» Problem details
Each line in the records that mentions the word "this" needs to be listed.

Source data START

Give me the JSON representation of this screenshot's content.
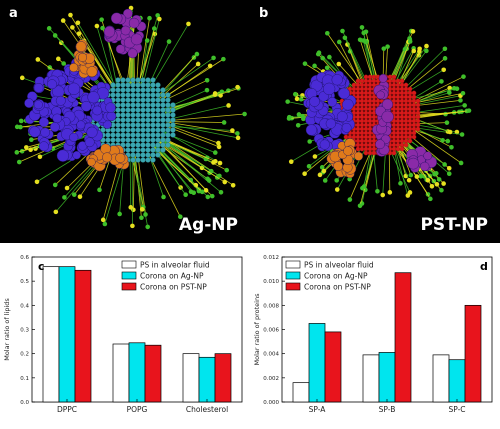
{
  "panels": {
    "a": {
      "letter": "a",
      "label": "Ag-NP"
    },
    "b": {
      "letter": "b",
      "label": "PST-NP"
    }
  },
  "colors": {
    "ps_fluid": "#ffffff",
    "corona_ag": "#00e5ee",
    "corona_pst": "#e8141c",
    "background": "#000000",
    "protein_blue": "#4a2bd6",
    "protein_orange": "#e07a1a",
    "protein_purple": "#8a2aa8",
    "lipid_green": "#3fbf2a",
    "lipid_yellow": "#e6e020",
    "ag_core": "#3aa6b0",
    "pst_core": "#d81a1a"
  },
  "chart_data": [
    {
      "type": "bar",
      "panel": "c",
      "ylabel": "Molar ratio of lipids",
      "categories": [
        "DPPC",
        "POPG",
        "Cholesterol"
      ],
      "ylim": [
        0,
        0.6
      ],
      "yticks": [
        0.0,
        0.1,
        0.2,
        0.3,
        0.4,
        0.5,
        0.6
      ],
      "yticklabels": [
        "0.0",
        "0.1",
        "0.2",
        "0.3",
        "0.4",
        "0.5",
        "0.6"
      ],
      "legend_position": "top-right",
      "series": [
        {
          "name": "PS in alveolar fluid",
          "color": "#ffffff",
          "values": [
            0.56,
            0.24,
            0.2
          ]
        },
        {
          "name": "Corona on Ag-NP",
          "color": "#00e5ee",
          "values": [
            0.56,
            0.245,
            0.185
          ]
        },
        {
          "name": "Corona on PST-NP",
          "color": "#e8141c",
          "values": [
            0.545,
            0.235,
            0.2
          ]
        }
      ]
    },
    {
      "type": "bar",
      "panel": "d",
      "ylabel": "Molar ratio of proteins",
      "categories": [
        "SP-A",
        "SP-B",
        "SP-C"
      ],
      "ylim": [
        0,
        0.012
      ],
      "yticks": [
        0.0,
        0.002,
        0.004,
        0.006,
        0.008,
        0.01,
        0.012
      ],
      "yticklabels": [
        "0.000",
        "0.002",
        "0.004",
        "0.006",
        "0.008",
        "0.010",
        "0.012"
      ],
      "legend_position": "top-left",
      "series": [
        {
          "name": "PS in alveolar fluid",
          "color": "#ffffff",
          "values": [
            0.0016,
            0.0039,
            0.0039
          ]
        },
        {
          "name": "Corona on Ag-NP",
          "color": "#00e5ee",
          "values": [
            0.0065,
            0.0041,
            0.0035
          ]
        },
        {
          "name": "Corona on PST-NP",
          "color": "#e8141c",
          "values": [
            0.0058,
            0.0107,
            0.008
          ]
        }
      ]
    }
  ]
}
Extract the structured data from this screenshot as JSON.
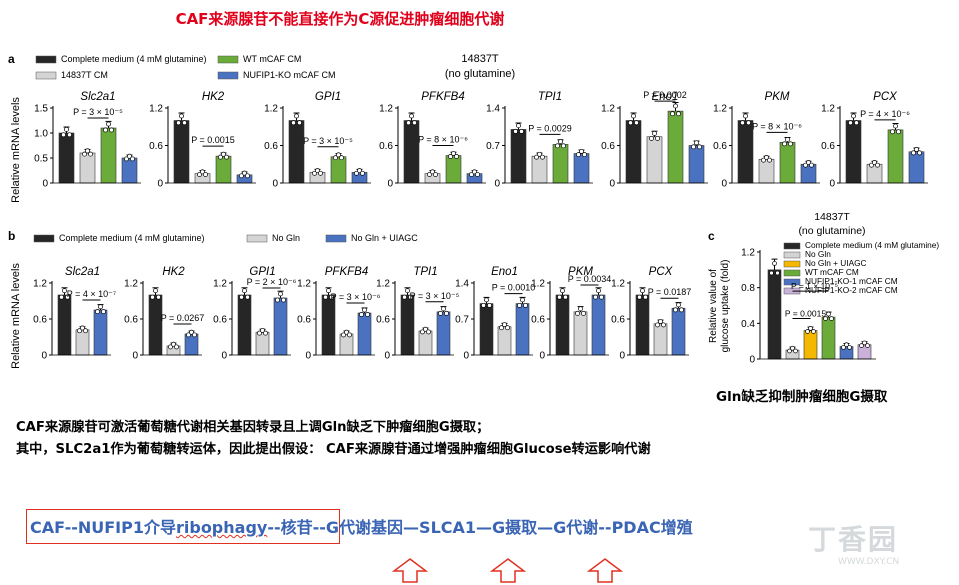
{
  "slide_title": "CAF来源腺苷不能直接作为C源促进肿瘤细胞代谢",
  "colors": {
    "title_red": "#e0001b",
    "flow_blue": "#3a64b4",
    "complete": "#262626",
    "t14837_cm": "#d4d4d4",
    "wt_mcaf": "#6aab3a",
    "nufip1_ko": "#4a72c0",
    "uiagc": "#f5b800",
    "nufip1_ko2": "#c9b1d9"
  },
  "panel_a": {
    "label": "a",
    "ylabel": "Relative mRNA levels",
    "condition_title": "14837T",
    "condition_sub": "(no glutamine)",
    "legend": [
      {
        "label": "Complete medium (4 mM glutamine)",
        "color": "#262626"
      },
      {
        "label": "WT mCAF CM",
        "color": "#6aab3a"
      },
      {
        "label": "14837T CM",
        "color": "#d4d4d4"
      },
      {
        "label": "NUFIP1-KO mCAF CM",
        "color": "#4a72c0"
      }
    ]
  },
  "panel_b": {
    "label": "b",
    "ylabel": "Relative mRNA levels",
    "legend": [
      {
        "label": "Complete medium (4 mM glutamine)",
        "color": "#262626"
      },
      {
        "label": "No Gln",
        "color": "#d4d4d4"
      },
      {
        "label": "No Gln + UIAGC",
        "color": "#4a72c0"
      }
    ]
  },
  "panel_c": {
    "label": "c",
    "condition_title": "14837T",
    "condition_sub": "(no glutamine)",
    "ylabel_line1": "Relative value of",
    "ylabel_line2": "glucose uptake (fold)",
    "legend": [
      {
        "label": "Complete medium (4 mM glutamine)",
        "color": "#262626"
      },
      {
        "label": "No Gln",
        "color": "#d4d4d4"
      },
      {
        "label": "No Gln + UIAGC",
        "color": "#f5b800"
      },
      {
        "label": "WT mCAF CM",
        "color": "#6aab3a"
      },
      {
        "label": "NUFIP1-KO-1 mCAF CM",
        "color": "#4a72c0"
      },
      {
        "label": "NUFIP1-KO-2 mCAF CM",
        "color": "#c9b1d9"
      }
    ]
  },
  "chart_data": [
    {
      "panel": "a",
      "type": "bar",
      "ylabel": "Relative mRNA levels",
      "categories": [
        "Complete medium (4 mM glutamine)",
        "14837T CM",
        "WT mCAF CM",
        "NUFIP1-KO mCAF CM"
      ],
      "subplots": [
        {
          "gene": "Slc2a1",
          "yticks": [
            "0",
            "0.5",
            "1.0",
            "1.5"
          ],
          "ylim": [
            0,
            1.5
          ],
          "values": [
            1.0,
            0.6,
            1.1,
            0.5
          ],
          "pvalue": {
            "text": "P = 3 × 10⁻⁵",
            "from": 1,
            "to": 2
          }
        },
        {
          "gene": "HK2",
          "yticks": [
            "0",
            "0.6",
            "1.2"
          ],
          "ylim": [
            0,
            1.2
          ],
          "values": [
            1.0,
            0.15,
            0.43,
            0.13
          ],
          "pvalue": {
            "text": "P = 0.0015",
            "from": 1,
            "to": 2
          }
        },
        {
          "gene": "GPI1",
          "yticks": [
            "0",
            "0.6",
            "1.2"
          ],
          "ylim": [
            0,
            1.2
          ],
          "values": [
            1.0,
            0.17,
            0.42,
            0.17
          ],
          "pvalue": {
            "text": "P = 3 × 10⁻⁵",
            "from": 1,
            "to": 2
          }
        },
        {
          "gene": "PFKFB4",
          "yticks": [
            "0",
            "0.6",
            "1.2"
          ],
          "ylim": [
            0,
            1.2
          ],
          "values": [
            1.0,
            0.15,
            0.44,
            0.15
          ],
          "pvalue": {
            "text": "P = 8 × 10⁻⁶",
            "from": 1,
            "to": 2
          }
        },
        {
          "gene": "TPI1",
          "yticks": [
            "0",
            "0.7",
            "1.4"
          ],
          "ylim": [
            0,
            1.4
          ],
          "values": [
            1.0,
            0.5,
            0.72,
            0.55
          ],
          "pvalue": {
            "text": "P = 0.0029",
            "from": 1,
            "to": 2
          }
        },
        {
          "gene": "Eno1",
          "yticks": [
            "0",
            "0.6",
            "1.2"
          ],
          "ylim": [
            0,
            1.2
          ],
          "values": [
            1.0,
            0.74,
            1.15,
            0.6
          ],
          "pvalue": {
            "text": "P = 0.0002",
            "from": 1,
            "to": 2
          }
        },
        {
          "gene": "PKM",
          "yticks": [
            "0",
            "0.6",
            "1.2"
          ],
          "ylim": [
            0,
            1.2
          ],
          "values": [
            1.0,
            0.38,
            0.65,
            0.3
          ],
          "pvalue": {
            "text": "P = 8 × 10⁻⁶",
            "from": 1,
            "to": 2
          }
        },
        {
          "gene": "PCX",
          "yticks": [
            "0",
            "0.6",
            "1.2"
          ],
          "ylim": [
            0,
            1.2
          ],
          "values": [
            1.0,
            0.3,
            0.85,
            0.5
          ],
          "pvalue": {
            "text": "P = 4 × 10⁻⁶",
            "from": 1,
            "to": 2
          }
        }
      ]
    },
    {
      "panel": "b",
      "type": "bar",
      "ylabel": "Relative mRNA levels",
      "categories": [
        "Complete medium (4 mM glutamine)",
        "No Gln",
        "No Gln + UIAGC"
      ],
      "subplots": [
        {
          "gene": "Slc2a1",
          "yticks": [
            "0",
            "0.6",
            "1.2"
          ],
          "ylim": [
            0,
            1.2
          ],
          "values": [
            1.0,
            0.42,
            0.75
          ],
          "pvalue": {
            "text": "P = 4 × 10⁻⁷",
            "from": 1,
            "to": 2
          }
        },
        {
          "gene": "HK2",
          "yticks": [
            "0",
            "0.6",
            "1.2"
          ],
          "ylim": [
            0,
            1.2
          ],
          "values": [
            1.0,
            0.15,
            0.35
          ],
          "pvalue": {
            "text": "P = 0.0267",
            "from": 1,
            "to": 2
          }
        },
        {
          "gene": "GPI1",
          "yticks": [
            "0",
            "0.6",
            "1.2"
          ],
          "ylim": [
            0,
            1.2
          ],
          "values": [
            1.0,
            0.38,
            0.95
          ],
          "pvalue": {
            "text": "P = 2 × 10⁻⁶",
            "from": 1,
            "to": 2
          }
        },
        {
          "gene": "PFKFB4",
          "yticks": [
            "0",
            "0.6",
            "1.2"
          ],
          "ylim": [
            0,
            1.2
          ],
          "values": [
            1.0,
            0.35,
            0.7
          ],
          "pvalue": {
            "text": "P = 3 × 10⁻⁶",
            "from": 1,
            "to": 2
          }
        },
        {
          "gene": "TPI1",
          "yticks": [
            "0",
            "0.6",
            "1.2"
          ],
          "ylim": [
            0,
            1.2
          ],
          "values": [
            1.0,
            0.4,
            0.72
          ],
          "pvalue": {
            "text": "P = 3 × 10⁻⁵",
            "from": 1,
            "to": 2
          }
        },
        {
          "gene": "Eno1",
          "yticks": [
            "0",
            "0.7",
            "1.4"
          ],
          "ylim": [
            0,
            1.4
          ],
          "values": [
            1.0,
            0.55,
            1.0
          ],
          "pvalue": {
            "text": "P = 0.0010",
            "from": 1,
            "to": 2
          }
        },
        {
          "gene": "PKM",
          "yticks": [
            "0",
            "0.6",
            "1.2"
          ],
          "ylim": [
            0,
            1.2
          ],
          "values": [
            1.0,
            0.72,
            1.0
          ],
          "pvalue": {
            "text": "P = 0.0034",
            "from": 1,
            "to": 2
          }
        },
        {
          "gene": "PCX",
          "yticks": [
            "0",
            "0.6",
            "1.2"
          ],
          "ylim": [
            0,
            1.2
          ],
          "values": [
            1.0,
            0.52,
            0.78
          ],
          "pvalue": {
            "text": "P = 0.0187",
            "from": 1,
            "to": 2
          }
        }
      ]
    },
    {
      "panel": "c",
      "type": "bar",
      "title": "14837T (no glutamine)",
      "ylabel": "Relative value of glucose uptake (fold)",
      "categories": [
        "Complete medium (4 mM glutamine)",
        "No Gln",
        "No Gln + UIAGC",
        "WT mCAF CM",
        "NUFIP1-KO-1 mCAF CM",
        "NUFIP1-KO-2 mCAF CM"
      ],
      "yticks": [
        "0",
        "0.4",
        "0.8",
        "1.2"
      ],
      "ylim": [
        0,
        1.2
      ],
      "values": [
        1.0,
        0.1,
        0.32,
        0.47,
        0.14,
        0.16
      ],
      "pvalues": [
        {
          "text": "P = 1 × 10⁻⁵",
          "from": 1,
          "to": 3
        },
        {
          "text": "P = 0.0015",
          "from": 1,
          "to": 2
        }
      ]
    }
  ],
  "panel_c_caption": "Gln缺乏抑制肿瘤细胞G摄取",
  "caption_lines": [
    "CAF来源腺苷可激活葡萄糖代谢相关基因转录且上调Gln缺乏下肿瘤细胞G摄取；",
    "其中，SLC2a1作为葡萄糖转运体，因此提出假设： CAF来源腺苷通过增强肿瘤细胞Glucose转运影响代谢"
  ],
  "flow": {
    "boxed_start": "CAF--NUFIP1介导",
    "boxed_err": "ribophagy",
    "boxed_end": "--核苷",
    "rest": "--G代谢基因—SLCA1—G摄取—G代谢--PDAC增殖"
  },
  "watermark": {
    "brand": "丁香园",
    "url": "WWW.DXY.CN"
  }
}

Source data END

» Answer
Give me the JSON representation of this screenshot's content.
Extract the structured data from this screenshot as JSON.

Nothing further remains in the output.